**Passage provided**
-=-=-
The appellant before us – a woman -brought this suit claiming joint title to the office along with the defendant and as such entitled to perform the ‘Puja’ either by herself or through her ‘Karinda’ and to get a half share in the income of offerings of the said Asthan. It is the admitted case that this office belongs to the family of both the parties and that the duties of the office were being jointly performed by the defendant and his deceased brothers. Rambeyas Pande, and that they were enjoying the emoluments jointly. The plaintiff – the widow of Rambeyas Pande – claims to have succeeded to her husband’s share in this property and bases her suit on the said claim.

In the written statement the defendant raised three main defences, two out of which are (1) the plaintiff was not the legally wedded wife of his brother, Rambeyas Pande, and (2) during the life time of Rambeyas Pande, there was a division between them with reference to the office of Pujari’ and Panda’ belonging to this family in respect of two temples (a) at Arrah and (b) at Gangipul, that the office of Pujari’ at Gangipul was given to the plaintiff’s husband and that the temple of Aran Devi at Arrah was given to the defendant and that since then, i.e. for about 11 years prior to the date of the suit, the plaintiff’s husband had no connection with the office of ‘pujari’ in this temple nor with the receipt of any offerings therein.

Both these contentions were found against the defendant by the trial court as well as by the first appellate court and they have become conclusive. The further and third defence raised by the defendant was that the property in suit, viz., the office of ‘Pujari’ and ‘Panda’ of the temple cannot be inherited by a female.

The contention is set out in the following terms in he written statement:

“The plaintiff not at all entitled to the office and the post of Pujari and Panda of Arun Devi and she is not entitled to get 1/2 share or any share in the income and offering of the said Asthan, nor has she got any right to perform Puja as a Panda personally, or through her karinda and to get the income, etc. This is against the custom and usage and practice and also against the Sastras. The property in suit is such as cannot be inherited by a female”.

It is the question thus raised which has got to be considered in this appeal.

2. The trial court held against this contention in the following terms:

“No authority has been cited nor any custom proved to show that female cannot inherit a property of this nature”.

The first appellate court also affirmed this view as follows;

“The defendant’s objection that the plaintiff being a female is not authorised to hold the office of a priest of the Aranya Debi temple is not borne out by any evidence or material on the record. There is nothing to show that by reason of her sex she is debarred from holding this office either by religion, custom or usage. Moreover admittedly she holds the office at the Gangi temple.”

On the findings arrived at by the trial court and the first appellate court, the plaintiff got a decree as prayed for declaring her right to half share in the office and for recovery of mesne profits on that footing. On second appeal to the High Court, the learned Judges went into the question at some length and were of the opinion that

“the plaintiff being a female is not entitled to inherit the priestly office in question and her claim to officiate as a priest in the temple by rotation cannot be sustained. The declaration sought for by her that she is entitled to the office of Pujari cannot, therefore, be granted.”
-=-=-
**What you are asked to do**
Quote word for word the stretch of the court judgment from "The contention is" through "in this appeal.".

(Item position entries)
-=-=-
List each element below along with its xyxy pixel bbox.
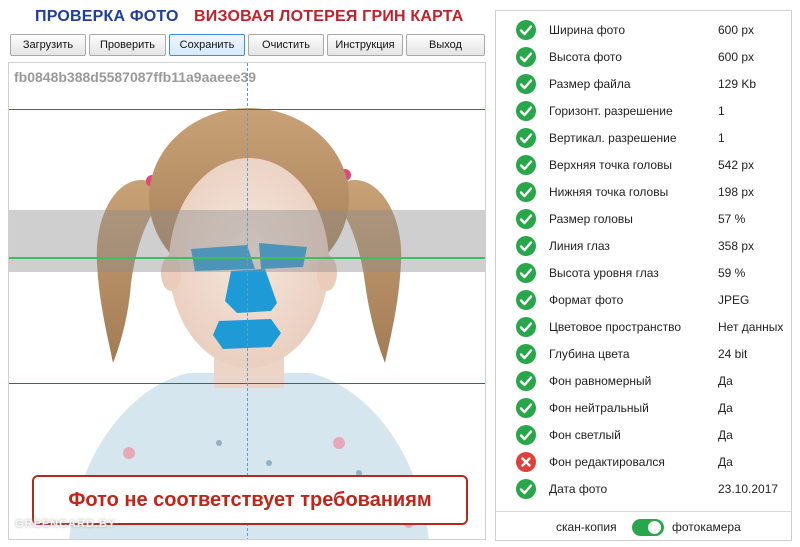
check-circle-icon (516, 479, 536, 499)
check-row: Фон светлый Да (496, 421, 791, 448)
check-circle-icon (516, 74, 536, 94)
scan-copy-label: скан-копия (556, 520, 617, 534)
toggle-knob (648, 521, 661, 534)
check-circle-icon (516, 425, 536, 445)
check-label: Горизонт. разрешение (549, 104, 673, 118)
check-circle-icon (516, 128, 536, 148)
x-circle-icon (516, 452, 536, 472)
check-circle-icon (516, 209, 536, 229)
check-circle-icon (516, 155, 536, 175)
check-row: Фон редактировался Да (496, 448, 791, 475)
check-value: 1 (718, 104, 725, 118)
check-value: 542 px (718, 158, 755, 172)
check-label: Размер файла (549, 77, 631, 91)
check-row: Высота уровня глаз 59 % (496, 259, 791, 286)
check-row: Фон нейтральный Да (496, 394, 791, 421)
check-value: 1 (718, 131, 725, 145)
toolbar: Загрузить Проверить Сохранить Очистить И… (10, 34, 486, 56)
validation-warning-text: Фото не соответствует требованиям (68, 488, 432, 511)
check-label: Фон нейтральный (549, 401, 649, 415)
check-row: Горизонт. разрешение 1 (496, 97, 791, 124)
check-value: Да (718, 401, 733, 415)
check-circle-icon (516, 20, 536, 40)
check-label: Линия глаз (549, 239, 610, 253)
check-circle-icon (516, 263, 536, 283)
watermark: GREENCARD.BY (15, 518, 117, 530)
check-circle-icon (516, 344, 536, 364)
clear-button[interactable]: Очистить (248, 34, 324, 56)
check-row: Размер файла 129 Kb (496, 70, 791, 97)
instructions-button[interactable]: Инструкция (327, 34, 403, 56)
check-row: Вертикал. разрешение 1 (496, 124, 791, 151)
check-label: Цветовое пространство (549, 320, 682, 334)
upload-button[interactable]: Загрузить (10, 34, 86, 56)
check-label: Верхняя точка головы (549, 158, 673, 172)
check-circle-icon (516, 317, 536, 337)
check-row: Нижняя точка головы 198 px (496, 178, 791, 205)
check-value: 198 px (718, 185, 755, 199)
check-row: Фон равномерный Да (496, 367, 791, 394)
camera-label: фотокамера (672, 520, 741, 534)
check-label: Фон редактировался (549, 455, 665, 469)
check-row: Формат фото JPEG (496, 286, 791, 313)
check-row: Верхняя точка головы 542 px (496, 151, 791, 178)
check-circle-icon (516, 47, 536, 67)
check-circle-icon (516, 236, 536, 256)
title-green-card: ВИЗОВАЯ ЛОТЕРЕЯ ГРИН КАРТА (194, 8, 464, 25)
check-value: Да (718, 374, 733, 388)
check-label: Вертикал. разрешение (549, 131, 677, 145)
check-circle-icon (516, 290, 536, 310)
check-circle-icon (516, 182, 536, 202)
check-label: Глубина цвета (549, 347, 630, 361)
check-label: Фон светлый (549, 428, 621, 442)
center-vertical-guide (247, 63, 248, 539)
title-check-photo: ПРОВЕРКА ФОТО (35, 8, 179, 25)
check-label: Высота уровня глаз (549, 266, 659, 280)
check-circle-icon (516, 371, 536, 391)
check-label: Высота фото (549, 50, 622, 64)
check-row: Цветовое пространство Нет данных (496, 313, 791, 340)
check-row: Дата фото 23.10.2017 (496, 475, 791, 502)
check-value: Да (718, 428, 733, 442)
check-button[interactable]: Проверить (89, 34, 166, 56)
check-label: Дата фото (549, 482, 608, 496)
check-row: Глубина цвета 24 bit (496, 340, 791, 367)
photo-preview: fb0848b388d5587087ffb11a9aaeee39 Фото не… (8, 62, 486, 540)
check-row: Размер головы 57 % (496, 205, 791, 232)
app-header: ПРОВЕРКА ФОТО ВИЗОВАЯ ЛОТЕРЕЯ ГРИН КАРТА (0, 0, 490, 32)
check-value: 59 % (718, 266, 746, 280)
check-value: 600 px (718, 23, 755, 37)
save-button[interactable]: Сохранить (169, 34, 245, 56)
check-row: Линия глаз 358 px (496, 232, 791, 259)
mode-toggle-switch[interactable] (632, 519, 664, 536)
check-value: 358 px (718, 239, 755, 253)
check-circle-icon (516, 101, 536, 121)
check-row: Высота фото 600 px (496, 43, 791, 70)
check-results-panel: Ширина фото 600 px Высота фото 600 px Размер… (495, 10, 792, 541)
exit-button[interactable]: Выход (406, 34, 485, 56)
check-row: Ширина фото 600 px (496, 16, 791, 43)
check-value: Да (718, 455, 733, 469)
check-results-list: Ширина фото 600 px Высота фото 600 px Размер… (496, 16, 791, 502)
check-label: Размер головы (549, 212, 633, 226)
photo-hash: fb0848b388d5587087ffb11a9aaeee39 (14, 69, 257, 85)
check-value: Нет данных (718, 320, 784, 334)
mode-switch-bar: скан-копия фотокамера (496, 511, 791, 541)
check-value: 129 Kb (718, 77, 757, 91)
check-value: 600 px (718, 50, 755, 64)
check-label: Нижняя точка головы (549, 185, 669, 199)
check-value: 24 bit (718, 347, 748, 361)
check-circle-icon (516, 398, 536, 418)
check-value: JPEG (718, 293, 750, 307)
check-value: 23.10.2017 (718, 482, 779, 496)
check-label: Ширина фото (549, 23, 626, 37)
check-value: 57 % (718, 212, 746, 226)
check-label: Формат фото (549, 293, 624, 307)
check-label: Фон равномерный (549, 374, 652, 388)
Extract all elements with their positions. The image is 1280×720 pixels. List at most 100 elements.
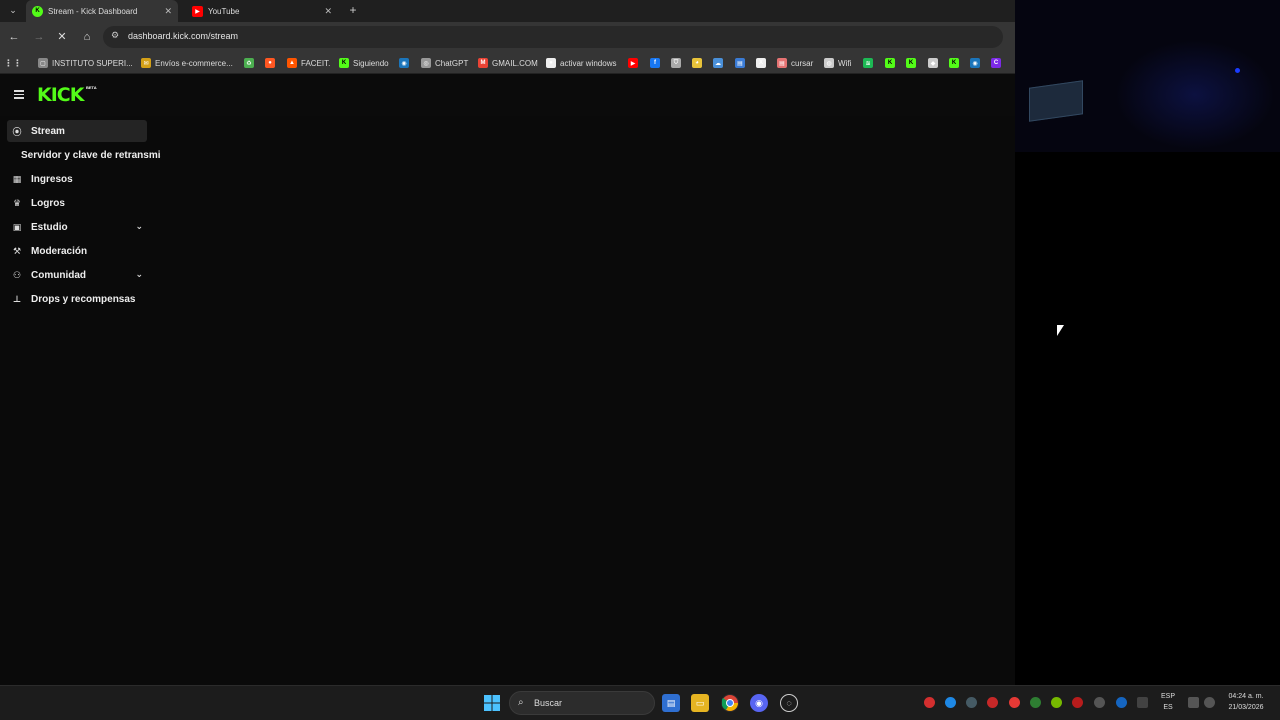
-=-=-
**Solution for this problem**
The contention is set out in the following terms in he written statement:

“The plaintiff not at all entitled to the office and the post of Pujari and Panda of Arun Devi and she is not entitled to get 1/2 share or any share in the income and offering of the said Asthan, nor has she got any right to perform Puja as a Panda personally, or through her karinda and to get the income, etc. This is against the custom and usage and practice and also against the Sastras. The property in suit is such as cannot be inherited by a female”.

It is the question thus raised which has got to be considered in this appeal.